Extracted data entries:
+++++

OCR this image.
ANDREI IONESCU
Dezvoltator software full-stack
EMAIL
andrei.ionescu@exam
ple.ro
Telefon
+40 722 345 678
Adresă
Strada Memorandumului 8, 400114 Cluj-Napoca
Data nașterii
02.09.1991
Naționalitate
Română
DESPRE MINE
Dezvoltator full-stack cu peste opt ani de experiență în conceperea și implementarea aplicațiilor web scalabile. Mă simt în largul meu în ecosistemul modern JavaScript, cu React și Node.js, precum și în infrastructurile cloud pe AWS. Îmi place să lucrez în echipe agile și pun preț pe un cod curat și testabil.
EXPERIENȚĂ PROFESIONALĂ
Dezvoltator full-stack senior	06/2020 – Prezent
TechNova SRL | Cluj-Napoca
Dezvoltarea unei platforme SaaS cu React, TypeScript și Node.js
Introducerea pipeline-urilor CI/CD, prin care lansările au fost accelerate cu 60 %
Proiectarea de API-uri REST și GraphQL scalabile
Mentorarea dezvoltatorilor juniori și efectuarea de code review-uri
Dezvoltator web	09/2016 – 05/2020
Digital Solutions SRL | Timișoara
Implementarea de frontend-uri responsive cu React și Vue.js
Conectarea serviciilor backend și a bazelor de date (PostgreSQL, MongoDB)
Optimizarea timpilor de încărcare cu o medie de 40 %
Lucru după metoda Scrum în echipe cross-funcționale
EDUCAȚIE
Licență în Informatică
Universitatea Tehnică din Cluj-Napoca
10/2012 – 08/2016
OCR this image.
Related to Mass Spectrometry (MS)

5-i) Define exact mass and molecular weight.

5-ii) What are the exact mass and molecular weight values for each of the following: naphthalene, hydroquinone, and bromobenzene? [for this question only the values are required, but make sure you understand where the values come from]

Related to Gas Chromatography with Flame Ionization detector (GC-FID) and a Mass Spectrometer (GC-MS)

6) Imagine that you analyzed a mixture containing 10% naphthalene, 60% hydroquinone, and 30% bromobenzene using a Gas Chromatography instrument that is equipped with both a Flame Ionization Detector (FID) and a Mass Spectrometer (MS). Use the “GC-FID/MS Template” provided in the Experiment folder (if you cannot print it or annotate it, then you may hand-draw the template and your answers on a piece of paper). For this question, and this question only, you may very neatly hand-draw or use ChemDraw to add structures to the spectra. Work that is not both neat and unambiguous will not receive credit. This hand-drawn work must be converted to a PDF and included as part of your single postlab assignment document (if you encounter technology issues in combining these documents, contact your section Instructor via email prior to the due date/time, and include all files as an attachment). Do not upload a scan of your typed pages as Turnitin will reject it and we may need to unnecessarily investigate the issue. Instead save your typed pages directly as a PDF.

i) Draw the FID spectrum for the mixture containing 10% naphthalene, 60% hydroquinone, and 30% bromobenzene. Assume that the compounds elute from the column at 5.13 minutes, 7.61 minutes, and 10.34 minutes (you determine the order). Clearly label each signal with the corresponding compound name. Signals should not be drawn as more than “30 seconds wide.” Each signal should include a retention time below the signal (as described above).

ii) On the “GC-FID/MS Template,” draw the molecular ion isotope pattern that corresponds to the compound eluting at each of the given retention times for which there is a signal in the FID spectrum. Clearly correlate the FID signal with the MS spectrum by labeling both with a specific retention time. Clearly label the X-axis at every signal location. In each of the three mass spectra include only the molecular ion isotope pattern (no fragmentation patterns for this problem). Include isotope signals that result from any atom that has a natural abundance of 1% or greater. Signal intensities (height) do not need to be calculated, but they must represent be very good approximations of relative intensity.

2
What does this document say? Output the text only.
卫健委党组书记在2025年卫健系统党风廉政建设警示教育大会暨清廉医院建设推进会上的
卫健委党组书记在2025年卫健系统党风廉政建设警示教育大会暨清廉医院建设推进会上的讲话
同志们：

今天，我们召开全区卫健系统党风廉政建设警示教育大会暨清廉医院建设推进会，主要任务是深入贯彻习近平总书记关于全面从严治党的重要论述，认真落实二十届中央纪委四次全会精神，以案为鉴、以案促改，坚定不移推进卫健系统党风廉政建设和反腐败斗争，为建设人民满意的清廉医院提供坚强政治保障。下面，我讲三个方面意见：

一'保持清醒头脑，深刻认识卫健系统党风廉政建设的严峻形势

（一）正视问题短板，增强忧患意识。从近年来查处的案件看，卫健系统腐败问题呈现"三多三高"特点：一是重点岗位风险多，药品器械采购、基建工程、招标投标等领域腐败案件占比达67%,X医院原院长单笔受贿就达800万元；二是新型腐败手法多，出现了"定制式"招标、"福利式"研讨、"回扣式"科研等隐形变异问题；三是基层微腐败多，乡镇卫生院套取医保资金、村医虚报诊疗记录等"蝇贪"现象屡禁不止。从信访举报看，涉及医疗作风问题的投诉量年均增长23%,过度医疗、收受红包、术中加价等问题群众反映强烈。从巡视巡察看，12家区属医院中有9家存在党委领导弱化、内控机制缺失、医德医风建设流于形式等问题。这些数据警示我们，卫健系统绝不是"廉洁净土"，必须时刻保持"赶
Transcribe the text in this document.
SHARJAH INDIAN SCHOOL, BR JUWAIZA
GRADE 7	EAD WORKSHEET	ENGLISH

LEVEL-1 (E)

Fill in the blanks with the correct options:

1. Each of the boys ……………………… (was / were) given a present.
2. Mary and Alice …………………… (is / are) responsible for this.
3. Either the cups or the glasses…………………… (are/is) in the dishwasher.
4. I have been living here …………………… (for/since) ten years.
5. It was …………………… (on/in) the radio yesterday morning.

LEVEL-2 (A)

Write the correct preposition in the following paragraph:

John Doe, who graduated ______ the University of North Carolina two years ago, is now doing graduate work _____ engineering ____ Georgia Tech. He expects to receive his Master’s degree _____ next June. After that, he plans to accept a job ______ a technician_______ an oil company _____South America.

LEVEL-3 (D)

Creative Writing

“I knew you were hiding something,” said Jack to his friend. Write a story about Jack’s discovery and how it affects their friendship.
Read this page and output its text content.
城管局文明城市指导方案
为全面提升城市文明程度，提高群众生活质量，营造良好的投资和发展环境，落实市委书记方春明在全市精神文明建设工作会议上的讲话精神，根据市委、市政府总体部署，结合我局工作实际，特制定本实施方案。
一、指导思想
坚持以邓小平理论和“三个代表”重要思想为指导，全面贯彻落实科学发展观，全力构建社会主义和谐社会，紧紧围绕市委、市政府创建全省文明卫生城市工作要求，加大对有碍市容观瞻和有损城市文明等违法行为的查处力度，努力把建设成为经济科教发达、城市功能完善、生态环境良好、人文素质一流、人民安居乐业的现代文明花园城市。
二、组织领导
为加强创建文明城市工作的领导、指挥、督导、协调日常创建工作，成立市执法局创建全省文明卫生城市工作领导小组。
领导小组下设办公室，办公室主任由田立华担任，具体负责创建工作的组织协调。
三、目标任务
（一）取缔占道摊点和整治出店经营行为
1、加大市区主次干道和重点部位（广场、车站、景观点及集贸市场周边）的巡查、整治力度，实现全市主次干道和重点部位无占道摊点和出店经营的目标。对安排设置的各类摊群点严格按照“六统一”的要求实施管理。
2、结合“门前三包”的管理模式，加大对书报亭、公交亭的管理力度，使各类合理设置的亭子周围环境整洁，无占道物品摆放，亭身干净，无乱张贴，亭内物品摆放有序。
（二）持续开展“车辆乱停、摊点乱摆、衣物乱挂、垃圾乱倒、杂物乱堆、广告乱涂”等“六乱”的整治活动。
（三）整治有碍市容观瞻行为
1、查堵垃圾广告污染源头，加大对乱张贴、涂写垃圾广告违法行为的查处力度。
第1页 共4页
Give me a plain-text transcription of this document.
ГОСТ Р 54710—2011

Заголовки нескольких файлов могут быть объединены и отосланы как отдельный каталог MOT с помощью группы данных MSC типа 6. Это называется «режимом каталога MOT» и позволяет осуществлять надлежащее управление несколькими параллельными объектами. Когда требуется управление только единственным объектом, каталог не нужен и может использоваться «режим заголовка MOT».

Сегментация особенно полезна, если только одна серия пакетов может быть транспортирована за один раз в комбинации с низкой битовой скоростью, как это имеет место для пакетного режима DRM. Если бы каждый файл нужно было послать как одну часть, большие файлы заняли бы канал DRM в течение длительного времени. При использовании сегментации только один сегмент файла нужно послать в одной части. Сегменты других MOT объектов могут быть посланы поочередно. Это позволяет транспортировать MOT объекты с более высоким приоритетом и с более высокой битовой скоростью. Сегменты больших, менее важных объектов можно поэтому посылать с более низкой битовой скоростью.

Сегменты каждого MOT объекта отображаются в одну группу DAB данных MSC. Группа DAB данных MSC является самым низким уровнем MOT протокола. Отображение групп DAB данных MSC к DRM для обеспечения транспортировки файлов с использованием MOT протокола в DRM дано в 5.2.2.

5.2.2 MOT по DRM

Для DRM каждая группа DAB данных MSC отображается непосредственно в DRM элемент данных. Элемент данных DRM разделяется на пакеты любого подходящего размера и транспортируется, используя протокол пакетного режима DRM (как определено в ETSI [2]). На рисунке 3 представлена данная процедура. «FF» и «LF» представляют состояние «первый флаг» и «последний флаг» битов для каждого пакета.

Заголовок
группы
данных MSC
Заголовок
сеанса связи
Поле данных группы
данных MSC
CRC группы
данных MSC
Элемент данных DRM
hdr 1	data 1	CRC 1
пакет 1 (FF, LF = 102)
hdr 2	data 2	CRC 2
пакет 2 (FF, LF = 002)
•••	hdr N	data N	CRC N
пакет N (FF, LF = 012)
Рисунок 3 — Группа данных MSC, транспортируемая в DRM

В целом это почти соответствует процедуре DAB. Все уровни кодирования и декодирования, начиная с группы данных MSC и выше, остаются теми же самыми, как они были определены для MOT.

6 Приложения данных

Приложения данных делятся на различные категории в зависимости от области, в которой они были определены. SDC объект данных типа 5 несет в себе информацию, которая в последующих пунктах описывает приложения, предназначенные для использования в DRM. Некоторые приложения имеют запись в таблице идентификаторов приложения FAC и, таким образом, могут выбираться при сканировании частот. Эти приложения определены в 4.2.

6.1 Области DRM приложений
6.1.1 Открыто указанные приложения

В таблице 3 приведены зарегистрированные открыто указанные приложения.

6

+++++

Directions for this task:
Where a line in the entries holds "Write", copy that line.

Output below:
Write the correct preposition in the following paragraph:
“I knew you were hiding something,” said Jack to his friend. Write a story about Jack’s discovery and how it affects their friendship.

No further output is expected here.